-- Work instructions --
Copy out the data below as written; omit any images.

-- Data in this exercise --
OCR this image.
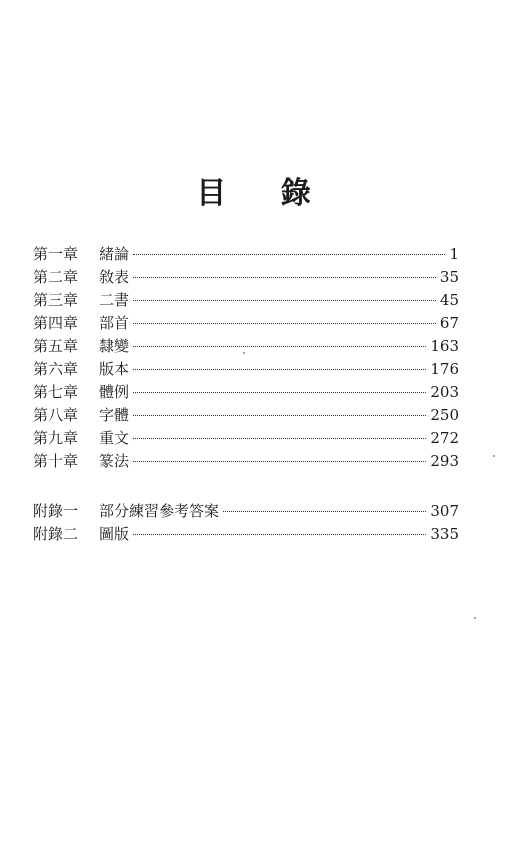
目 錄
第一章	緒論	1
第二章	敘表	35
第三章	二書	45
第四章	部首	67
第五章	隸變	163
第六章	版本	176
第七章	體例	203
第八章	字體	250
第九章	重文	272
第十章	篆法	293
附錄一	部分練習參考答案	307
附錄二	圖版	335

-- Response to the task --
OCR this image.
目 錄
第一章	緒論	1
第二章	敘表	35
第三章	二書	45
第四章	部首	67
第五章	隸變	163
第六章	版本	176
第七章	體例	203
第八章	字體	250
第九章	重文	272
第十章	篆法	293
附錄一	部分練習參考答案	307
附錄二	圖版	335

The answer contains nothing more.